Copy each line of the records that contains the word "this".

___ Dataset ___

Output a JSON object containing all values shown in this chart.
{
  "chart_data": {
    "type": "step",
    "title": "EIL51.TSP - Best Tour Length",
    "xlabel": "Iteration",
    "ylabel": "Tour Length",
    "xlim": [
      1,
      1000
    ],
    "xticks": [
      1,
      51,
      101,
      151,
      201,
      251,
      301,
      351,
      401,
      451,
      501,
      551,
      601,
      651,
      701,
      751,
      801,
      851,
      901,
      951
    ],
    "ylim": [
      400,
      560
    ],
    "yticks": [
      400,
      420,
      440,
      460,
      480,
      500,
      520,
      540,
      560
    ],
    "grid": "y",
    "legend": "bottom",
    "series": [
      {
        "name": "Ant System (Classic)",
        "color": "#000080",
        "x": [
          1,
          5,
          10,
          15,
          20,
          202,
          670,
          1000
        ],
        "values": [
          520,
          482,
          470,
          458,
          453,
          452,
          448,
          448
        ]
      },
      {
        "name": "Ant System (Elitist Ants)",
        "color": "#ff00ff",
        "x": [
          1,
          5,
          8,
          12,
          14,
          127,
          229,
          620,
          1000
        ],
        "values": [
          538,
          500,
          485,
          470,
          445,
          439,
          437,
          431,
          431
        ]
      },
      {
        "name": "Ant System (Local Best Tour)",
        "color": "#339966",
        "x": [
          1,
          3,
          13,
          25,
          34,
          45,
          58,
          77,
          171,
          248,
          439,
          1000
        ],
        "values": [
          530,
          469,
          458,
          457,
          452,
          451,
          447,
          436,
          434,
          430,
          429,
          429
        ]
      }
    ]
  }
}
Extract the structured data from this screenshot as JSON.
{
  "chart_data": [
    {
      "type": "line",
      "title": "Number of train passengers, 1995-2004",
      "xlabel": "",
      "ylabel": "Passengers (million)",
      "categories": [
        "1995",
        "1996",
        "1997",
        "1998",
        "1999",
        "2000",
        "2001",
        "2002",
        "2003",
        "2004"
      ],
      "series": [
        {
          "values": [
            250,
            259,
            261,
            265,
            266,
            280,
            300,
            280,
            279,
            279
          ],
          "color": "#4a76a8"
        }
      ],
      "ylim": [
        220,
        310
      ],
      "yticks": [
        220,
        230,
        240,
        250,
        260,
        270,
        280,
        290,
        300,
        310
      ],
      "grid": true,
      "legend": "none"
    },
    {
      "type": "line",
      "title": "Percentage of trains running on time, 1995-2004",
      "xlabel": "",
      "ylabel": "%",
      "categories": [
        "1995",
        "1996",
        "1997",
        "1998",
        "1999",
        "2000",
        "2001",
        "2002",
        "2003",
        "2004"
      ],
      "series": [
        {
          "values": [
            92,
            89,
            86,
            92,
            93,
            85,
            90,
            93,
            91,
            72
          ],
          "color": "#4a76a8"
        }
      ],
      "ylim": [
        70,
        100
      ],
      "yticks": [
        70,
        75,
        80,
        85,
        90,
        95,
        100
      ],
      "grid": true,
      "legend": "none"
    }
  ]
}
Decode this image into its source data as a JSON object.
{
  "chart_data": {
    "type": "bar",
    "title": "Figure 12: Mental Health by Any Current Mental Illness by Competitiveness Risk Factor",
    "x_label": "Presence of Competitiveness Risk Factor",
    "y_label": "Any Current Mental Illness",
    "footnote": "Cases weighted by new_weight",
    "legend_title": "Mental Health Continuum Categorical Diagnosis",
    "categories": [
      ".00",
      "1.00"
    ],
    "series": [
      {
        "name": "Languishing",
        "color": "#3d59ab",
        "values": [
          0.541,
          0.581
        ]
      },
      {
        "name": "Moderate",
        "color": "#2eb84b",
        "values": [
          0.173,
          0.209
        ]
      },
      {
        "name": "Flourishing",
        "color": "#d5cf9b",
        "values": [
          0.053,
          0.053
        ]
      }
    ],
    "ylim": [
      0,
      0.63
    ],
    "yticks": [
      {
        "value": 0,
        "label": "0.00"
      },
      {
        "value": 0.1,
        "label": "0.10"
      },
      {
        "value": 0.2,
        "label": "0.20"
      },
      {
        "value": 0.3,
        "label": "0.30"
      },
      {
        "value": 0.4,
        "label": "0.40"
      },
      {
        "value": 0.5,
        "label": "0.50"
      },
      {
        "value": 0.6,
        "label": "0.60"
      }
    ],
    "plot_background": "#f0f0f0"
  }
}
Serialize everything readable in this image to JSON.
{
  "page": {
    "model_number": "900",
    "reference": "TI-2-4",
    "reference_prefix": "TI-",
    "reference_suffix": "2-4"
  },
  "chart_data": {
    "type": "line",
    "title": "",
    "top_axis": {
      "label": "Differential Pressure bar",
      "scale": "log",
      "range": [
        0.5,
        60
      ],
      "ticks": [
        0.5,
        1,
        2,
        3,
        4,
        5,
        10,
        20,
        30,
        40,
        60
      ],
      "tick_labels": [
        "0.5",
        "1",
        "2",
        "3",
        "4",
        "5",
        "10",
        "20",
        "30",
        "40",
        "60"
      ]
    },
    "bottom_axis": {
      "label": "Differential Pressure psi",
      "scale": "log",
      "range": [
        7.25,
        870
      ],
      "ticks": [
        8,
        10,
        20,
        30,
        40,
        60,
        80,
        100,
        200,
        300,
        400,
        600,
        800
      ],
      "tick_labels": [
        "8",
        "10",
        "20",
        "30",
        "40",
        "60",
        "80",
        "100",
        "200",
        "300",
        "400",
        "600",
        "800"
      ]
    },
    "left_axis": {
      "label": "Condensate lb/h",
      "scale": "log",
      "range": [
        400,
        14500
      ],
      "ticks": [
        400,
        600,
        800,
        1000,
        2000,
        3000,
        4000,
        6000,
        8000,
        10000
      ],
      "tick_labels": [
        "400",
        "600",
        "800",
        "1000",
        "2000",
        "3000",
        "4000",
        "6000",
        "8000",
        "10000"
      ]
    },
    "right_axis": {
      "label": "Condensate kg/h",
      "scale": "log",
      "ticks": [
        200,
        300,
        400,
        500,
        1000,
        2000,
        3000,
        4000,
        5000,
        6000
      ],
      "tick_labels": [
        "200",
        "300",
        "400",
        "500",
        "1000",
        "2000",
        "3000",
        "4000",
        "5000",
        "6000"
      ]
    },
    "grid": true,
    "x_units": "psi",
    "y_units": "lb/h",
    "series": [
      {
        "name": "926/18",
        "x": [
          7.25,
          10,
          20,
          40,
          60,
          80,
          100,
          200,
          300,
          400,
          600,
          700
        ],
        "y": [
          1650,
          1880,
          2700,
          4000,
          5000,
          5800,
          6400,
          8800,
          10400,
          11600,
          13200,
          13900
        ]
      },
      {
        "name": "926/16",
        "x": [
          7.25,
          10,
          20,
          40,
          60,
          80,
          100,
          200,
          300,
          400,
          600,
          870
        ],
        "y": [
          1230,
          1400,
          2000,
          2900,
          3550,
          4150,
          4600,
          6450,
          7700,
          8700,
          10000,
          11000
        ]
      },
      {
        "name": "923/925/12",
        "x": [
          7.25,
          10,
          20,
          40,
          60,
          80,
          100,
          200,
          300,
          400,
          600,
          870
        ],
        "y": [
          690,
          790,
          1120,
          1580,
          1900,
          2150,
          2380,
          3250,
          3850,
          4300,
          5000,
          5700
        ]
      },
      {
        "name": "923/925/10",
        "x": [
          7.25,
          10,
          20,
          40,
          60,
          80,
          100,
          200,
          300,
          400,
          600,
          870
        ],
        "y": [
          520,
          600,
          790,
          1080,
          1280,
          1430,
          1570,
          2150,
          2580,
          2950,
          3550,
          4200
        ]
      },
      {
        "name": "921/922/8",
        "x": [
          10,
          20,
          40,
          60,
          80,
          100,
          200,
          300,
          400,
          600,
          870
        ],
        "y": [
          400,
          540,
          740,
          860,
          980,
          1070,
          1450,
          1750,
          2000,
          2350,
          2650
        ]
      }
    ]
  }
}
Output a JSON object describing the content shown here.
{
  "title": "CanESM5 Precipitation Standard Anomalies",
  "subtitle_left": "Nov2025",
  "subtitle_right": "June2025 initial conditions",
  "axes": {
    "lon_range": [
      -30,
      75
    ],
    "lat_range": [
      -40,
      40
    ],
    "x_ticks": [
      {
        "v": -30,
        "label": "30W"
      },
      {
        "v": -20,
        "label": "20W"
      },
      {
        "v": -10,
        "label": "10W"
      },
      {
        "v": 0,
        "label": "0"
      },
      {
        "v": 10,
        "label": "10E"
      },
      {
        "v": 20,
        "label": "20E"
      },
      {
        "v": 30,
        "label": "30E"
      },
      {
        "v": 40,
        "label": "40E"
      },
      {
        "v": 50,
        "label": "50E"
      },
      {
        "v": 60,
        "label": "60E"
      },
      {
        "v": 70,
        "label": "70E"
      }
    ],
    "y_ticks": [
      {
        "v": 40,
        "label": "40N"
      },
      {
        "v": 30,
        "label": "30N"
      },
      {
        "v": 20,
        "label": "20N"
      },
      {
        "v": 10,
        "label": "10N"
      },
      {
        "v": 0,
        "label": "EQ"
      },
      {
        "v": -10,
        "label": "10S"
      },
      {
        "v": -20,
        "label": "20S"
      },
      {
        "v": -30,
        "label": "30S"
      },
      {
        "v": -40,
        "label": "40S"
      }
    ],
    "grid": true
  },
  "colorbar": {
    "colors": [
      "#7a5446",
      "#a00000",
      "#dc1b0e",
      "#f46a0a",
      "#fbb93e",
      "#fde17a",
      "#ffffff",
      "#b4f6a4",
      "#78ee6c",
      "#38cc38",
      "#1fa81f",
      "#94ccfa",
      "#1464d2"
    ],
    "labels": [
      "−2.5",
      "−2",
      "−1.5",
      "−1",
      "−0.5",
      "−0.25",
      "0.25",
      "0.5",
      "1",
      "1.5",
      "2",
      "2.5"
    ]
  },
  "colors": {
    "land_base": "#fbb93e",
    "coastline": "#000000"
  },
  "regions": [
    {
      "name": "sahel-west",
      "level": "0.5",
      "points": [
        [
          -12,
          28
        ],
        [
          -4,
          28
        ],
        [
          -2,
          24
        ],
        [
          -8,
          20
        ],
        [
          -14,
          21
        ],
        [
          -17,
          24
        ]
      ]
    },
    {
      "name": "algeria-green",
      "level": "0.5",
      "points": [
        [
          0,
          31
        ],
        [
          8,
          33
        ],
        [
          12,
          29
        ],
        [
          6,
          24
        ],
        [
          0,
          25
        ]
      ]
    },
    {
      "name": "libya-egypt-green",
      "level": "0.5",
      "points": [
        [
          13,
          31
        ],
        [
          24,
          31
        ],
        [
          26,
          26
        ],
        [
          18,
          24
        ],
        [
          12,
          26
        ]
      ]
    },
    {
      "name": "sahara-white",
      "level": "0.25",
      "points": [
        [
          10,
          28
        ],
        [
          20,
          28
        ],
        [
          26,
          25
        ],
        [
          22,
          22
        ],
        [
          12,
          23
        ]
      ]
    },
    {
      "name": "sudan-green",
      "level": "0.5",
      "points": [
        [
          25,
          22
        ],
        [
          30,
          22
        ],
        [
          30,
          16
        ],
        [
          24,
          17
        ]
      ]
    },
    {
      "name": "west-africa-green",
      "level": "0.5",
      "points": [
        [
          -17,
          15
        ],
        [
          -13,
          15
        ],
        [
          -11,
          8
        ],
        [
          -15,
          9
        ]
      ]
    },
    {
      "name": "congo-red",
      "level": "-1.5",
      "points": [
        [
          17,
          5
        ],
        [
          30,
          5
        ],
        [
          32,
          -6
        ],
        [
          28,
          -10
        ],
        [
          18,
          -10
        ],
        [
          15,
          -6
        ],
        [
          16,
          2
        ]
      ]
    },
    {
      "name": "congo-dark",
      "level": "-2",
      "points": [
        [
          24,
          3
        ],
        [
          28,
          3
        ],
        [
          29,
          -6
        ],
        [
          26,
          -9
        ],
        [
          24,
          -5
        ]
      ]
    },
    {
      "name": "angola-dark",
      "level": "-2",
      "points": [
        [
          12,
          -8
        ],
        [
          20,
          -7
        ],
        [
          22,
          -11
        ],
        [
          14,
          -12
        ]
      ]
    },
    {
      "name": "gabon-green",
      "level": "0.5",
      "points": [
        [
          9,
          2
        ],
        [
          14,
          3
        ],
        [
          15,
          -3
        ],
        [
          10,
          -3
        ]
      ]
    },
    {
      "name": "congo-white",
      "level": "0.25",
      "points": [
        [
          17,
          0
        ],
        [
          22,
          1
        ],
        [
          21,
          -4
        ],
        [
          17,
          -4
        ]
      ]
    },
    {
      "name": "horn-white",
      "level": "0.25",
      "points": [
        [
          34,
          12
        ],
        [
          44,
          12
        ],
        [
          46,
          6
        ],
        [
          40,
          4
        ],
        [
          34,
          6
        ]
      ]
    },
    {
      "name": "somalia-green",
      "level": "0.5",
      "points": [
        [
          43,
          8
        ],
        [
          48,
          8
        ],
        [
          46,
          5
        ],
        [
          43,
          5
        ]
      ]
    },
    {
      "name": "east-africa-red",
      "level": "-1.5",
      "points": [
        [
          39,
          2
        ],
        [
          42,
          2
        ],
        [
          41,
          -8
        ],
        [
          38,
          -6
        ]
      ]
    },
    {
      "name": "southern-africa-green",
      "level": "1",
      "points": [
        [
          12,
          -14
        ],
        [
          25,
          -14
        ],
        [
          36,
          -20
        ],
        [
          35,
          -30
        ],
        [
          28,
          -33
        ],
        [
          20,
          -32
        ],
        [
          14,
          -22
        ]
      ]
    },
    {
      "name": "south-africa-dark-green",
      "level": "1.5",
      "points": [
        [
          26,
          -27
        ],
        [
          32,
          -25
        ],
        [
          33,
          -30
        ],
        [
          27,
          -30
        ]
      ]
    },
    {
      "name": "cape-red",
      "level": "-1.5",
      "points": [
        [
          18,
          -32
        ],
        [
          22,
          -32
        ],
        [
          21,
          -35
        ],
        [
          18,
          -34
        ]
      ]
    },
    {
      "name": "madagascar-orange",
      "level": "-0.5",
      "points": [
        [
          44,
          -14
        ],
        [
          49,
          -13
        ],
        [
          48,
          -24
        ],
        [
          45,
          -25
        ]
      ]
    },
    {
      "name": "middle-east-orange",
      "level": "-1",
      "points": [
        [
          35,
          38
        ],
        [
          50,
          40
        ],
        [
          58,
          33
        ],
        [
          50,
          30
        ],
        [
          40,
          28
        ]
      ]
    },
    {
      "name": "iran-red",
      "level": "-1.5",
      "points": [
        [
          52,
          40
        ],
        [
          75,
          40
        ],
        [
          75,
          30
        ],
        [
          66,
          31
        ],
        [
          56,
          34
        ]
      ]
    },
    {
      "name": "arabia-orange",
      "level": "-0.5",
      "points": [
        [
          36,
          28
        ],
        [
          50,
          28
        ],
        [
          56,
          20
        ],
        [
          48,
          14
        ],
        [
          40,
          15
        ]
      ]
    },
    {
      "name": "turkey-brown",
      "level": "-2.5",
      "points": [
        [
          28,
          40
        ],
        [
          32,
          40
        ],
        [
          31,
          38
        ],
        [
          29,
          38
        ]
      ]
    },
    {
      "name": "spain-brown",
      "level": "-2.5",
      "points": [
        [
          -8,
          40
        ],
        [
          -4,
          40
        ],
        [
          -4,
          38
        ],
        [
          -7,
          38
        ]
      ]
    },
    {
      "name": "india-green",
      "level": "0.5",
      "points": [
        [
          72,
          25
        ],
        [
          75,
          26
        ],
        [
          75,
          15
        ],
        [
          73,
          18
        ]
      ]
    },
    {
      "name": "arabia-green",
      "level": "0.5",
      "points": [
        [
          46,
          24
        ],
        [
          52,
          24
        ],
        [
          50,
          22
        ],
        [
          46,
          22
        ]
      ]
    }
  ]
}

___

→ Result of the task:
Output a JSON object containing all values shown in this chart.
Extract the structured data from this screenshot as JSON.
Decode this image into its source data as a JSON object.
Serialize everything readable in this image to JSON.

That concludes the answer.